» Entries provided:
*-*-*

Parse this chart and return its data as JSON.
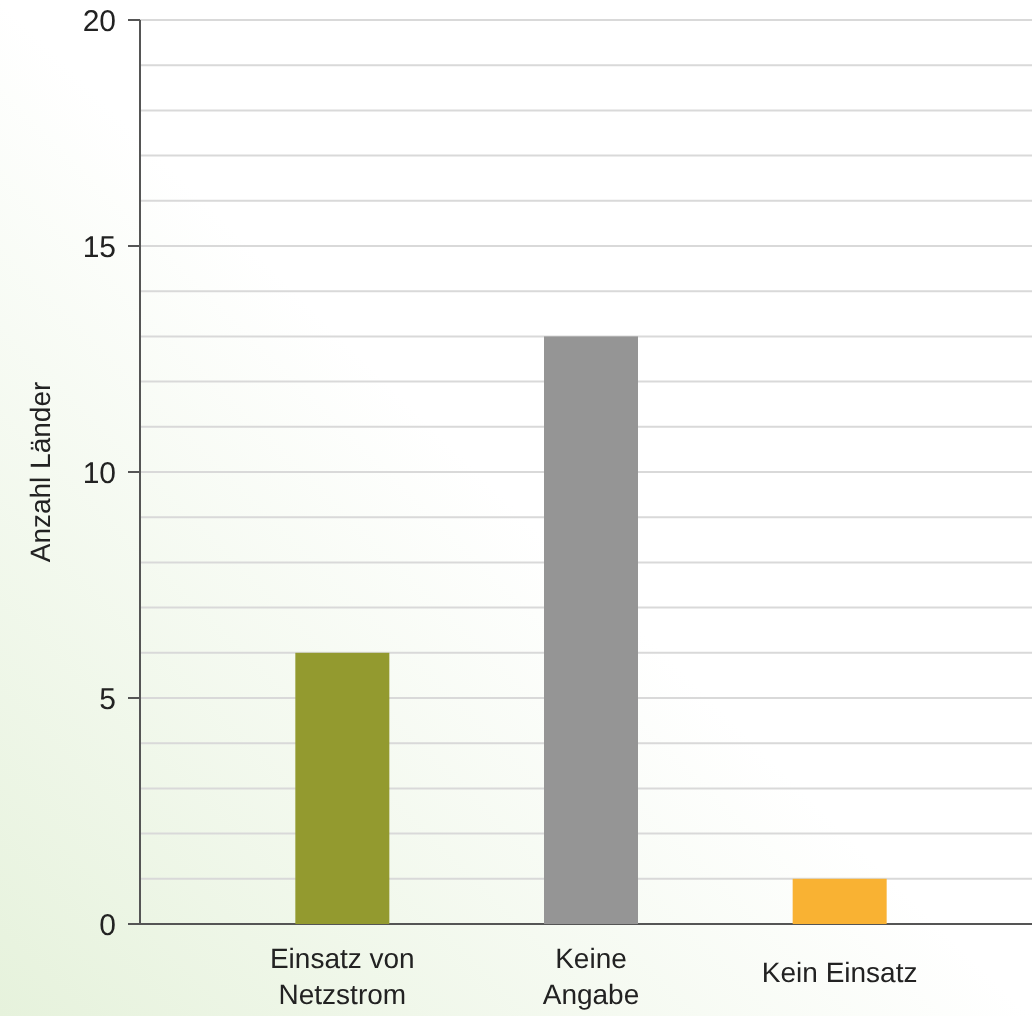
{
  "chart_data": {
    "type": "bar",
    "ylabel": "Anzahl Länder",
    "categories": [
      "Einsatz von\nNetzstrom",
      "Keine\nAngabe",
      "Kein Einsatz"
    ],
    "values": [
      6,
      13,
      1
    ],
    "colors": [
      "#939a2f",
      "#959595",
      "#f9b233"
    ],
    "ylim": [
      0,
      20
    ],
    "yticks": [
      0,
      {
        "value": 1,
        "label": null
      },
      {
        "value": 2,
        "label": null
      },
      {
        "value": 3,
        "label": null
      },
      {
        "value": 4,
        "label": null
      },
      5,
      {
        "value": 6,
        "label": null
      },
      {
        "value": 7,
        "label": null
      },
      {
        "value": 8,
        "label": null
      },
      {
        "value": 9,
        "label": null
      },
      10,
      {
        "value": 11,
        "label": null
      },
      {
        "value": 12,
        "label": null
      },
      {
        "value": 13,
        "label": null
      },
      {
        "value": 14,
        "label": null
      },
      15,
      {
        "value": 16,
        "label": null
      },
      {
        "value": 17,
        "label": null
      },
      {
        "value": 18,
        "label": null
      },
      {
        "value": 19,
        "label": null
      },
      20
    ],
    "grid": "y"
  }
}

*-*-*

Copy every line above word for word and exclude the pictures.

» Answer to this problem:
Parse this chart and return its data as JSON.
{
  "chart_data": {
    "type": "bar",
    "ylabel": "Anzahl Länder",
    "categories": [
      "Einsatz von\nNetzstrom",
      "Keine\nAngabe",
      "Kein Einsatz"
    ],
    "values": [
      6,
      13,
      1
    ],
    "colors": [
      "#939a2f",
      "#959595",
      "#f9b233"
    ],
    "ylim": [
      0,
      20
    ],
    "yticks": [
      0,
      {
        "value": 1,
        "label": null
      },
      {
        "value": 2,
        "label": null
      },
      {
        "value": 3,
        "label": null
      },
      {
        "value": 4,
        "label": null
      },
      5,
      {
        "value": 6,
        "label": null
      },
      {
        "value": 7,
        "label": null
      },
      {
        "value": 8,
        "label": null
      },
      {
        "value": 9,
        "label": null
      },
      10,
      {
        "value": 11,
        "label": null
      },
      {
        "value": 12,
        "label": null
      },
      {
        "value": 13,
        "label": null
      },
      {
        "value": 14,
        "label": null
      },
      15,
      {
        "value": 16,
        "label": null
      },
      {
        "value": 17,
        "label": null
      },
      {
        "value": 18,
        "label": null
      },
      {
        "value": 19,
        "label": null
      },
      20
    ],
    "grid": "y"
  }
}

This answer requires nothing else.